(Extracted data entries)
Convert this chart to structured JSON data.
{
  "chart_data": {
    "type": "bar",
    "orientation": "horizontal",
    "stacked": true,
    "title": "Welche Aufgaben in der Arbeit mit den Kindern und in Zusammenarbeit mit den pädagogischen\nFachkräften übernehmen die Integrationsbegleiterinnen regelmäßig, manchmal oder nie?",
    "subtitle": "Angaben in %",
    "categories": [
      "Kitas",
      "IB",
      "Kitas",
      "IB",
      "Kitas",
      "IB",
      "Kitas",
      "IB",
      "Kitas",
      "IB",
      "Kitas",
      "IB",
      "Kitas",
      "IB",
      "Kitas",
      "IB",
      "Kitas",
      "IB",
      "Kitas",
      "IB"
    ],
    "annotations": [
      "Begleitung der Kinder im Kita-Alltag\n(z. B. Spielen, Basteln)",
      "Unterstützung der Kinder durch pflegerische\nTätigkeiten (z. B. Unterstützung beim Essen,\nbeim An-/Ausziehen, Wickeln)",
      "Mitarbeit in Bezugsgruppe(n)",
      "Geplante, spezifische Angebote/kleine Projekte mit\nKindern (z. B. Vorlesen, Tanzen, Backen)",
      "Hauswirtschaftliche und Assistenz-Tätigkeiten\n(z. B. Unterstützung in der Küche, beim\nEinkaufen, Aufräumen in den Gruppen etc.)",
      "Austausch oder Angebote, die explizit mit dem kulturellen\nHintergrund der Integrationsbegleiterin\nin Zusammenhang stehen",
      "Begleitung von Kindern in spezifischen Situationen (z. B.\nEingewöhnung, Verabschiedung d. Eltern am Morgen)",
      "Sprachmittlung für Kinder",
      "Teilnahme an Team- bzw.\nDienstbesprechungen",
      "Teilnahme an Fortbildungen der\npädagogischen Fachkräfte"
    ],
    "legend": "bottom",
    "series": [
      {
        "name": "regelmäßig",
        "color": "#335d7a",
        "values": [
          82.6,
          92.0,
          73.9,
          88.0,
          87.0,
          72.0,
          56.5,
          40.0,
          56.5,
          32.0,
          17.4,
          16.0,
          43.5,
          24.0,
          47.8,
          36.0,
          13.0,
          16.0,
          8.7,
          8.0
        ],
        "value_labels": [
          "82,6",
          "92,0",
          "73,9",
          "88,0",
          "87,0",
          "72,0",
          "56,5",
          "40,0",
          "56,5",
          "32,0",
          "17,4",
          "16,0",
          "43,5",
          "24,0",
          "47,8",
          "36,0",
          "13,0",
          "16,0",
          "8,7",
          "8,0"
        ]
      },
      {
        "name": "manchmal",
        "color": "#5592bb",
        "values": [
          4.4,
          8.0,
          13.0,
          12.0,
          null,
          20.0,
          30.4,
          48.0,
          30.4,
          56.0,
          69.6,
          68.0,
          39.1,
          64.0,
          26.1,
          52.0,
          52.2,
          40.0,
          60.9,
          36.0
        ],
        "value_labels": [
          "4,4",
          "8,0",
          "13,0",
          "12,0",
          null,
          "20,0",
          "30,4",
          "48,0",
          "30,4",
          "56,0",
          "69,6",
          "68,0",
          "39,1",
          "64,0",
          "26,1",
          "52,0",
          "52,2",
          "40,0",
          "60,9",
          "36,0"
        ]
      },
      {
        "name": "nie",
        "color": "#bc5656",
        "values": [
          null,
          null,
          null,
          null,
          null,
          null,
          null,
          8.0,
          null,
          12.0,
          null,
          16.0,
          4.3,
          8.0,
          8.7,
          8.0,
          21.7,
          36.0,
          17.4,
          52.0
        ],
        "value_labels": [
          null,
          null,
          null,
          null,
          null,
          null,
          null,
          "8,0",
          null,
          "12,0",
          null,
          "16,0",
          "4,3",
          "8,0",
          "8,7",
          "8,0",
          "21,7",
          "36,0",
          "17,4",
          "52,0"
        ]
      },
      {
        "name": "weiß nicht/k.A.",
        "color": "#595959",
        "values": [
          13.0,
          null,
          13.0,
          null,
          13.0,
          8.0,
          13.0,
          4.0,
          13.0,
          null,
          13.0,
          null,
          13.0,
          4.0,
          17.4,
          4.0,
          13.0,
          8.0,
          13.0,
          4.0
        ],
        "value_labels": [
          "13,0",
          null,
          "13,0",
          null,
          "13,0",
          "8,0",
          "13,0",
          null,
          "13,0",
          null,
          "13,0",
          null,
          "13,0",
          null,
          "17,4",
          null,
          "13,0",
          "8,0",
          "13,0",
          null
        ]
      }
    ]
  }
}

● **EXERCISE OBJECTIVE**:
Copy out each line in the listing that has the word "beim".

● **RESPONSE**:
      "Unterstützung der Kinder durch pflegerische\nTätigkeiten (z. B. Unterstützung beim Essen,\nbeim An-/Ausziehen, Wickeln)",
      "Hauswirtschaftliche und Assistenz-Tätigkeiten\n(z. B. Unterstützung in der Küche, beim\nEinkaufen, Aufräumen in den Gruppen etc.)",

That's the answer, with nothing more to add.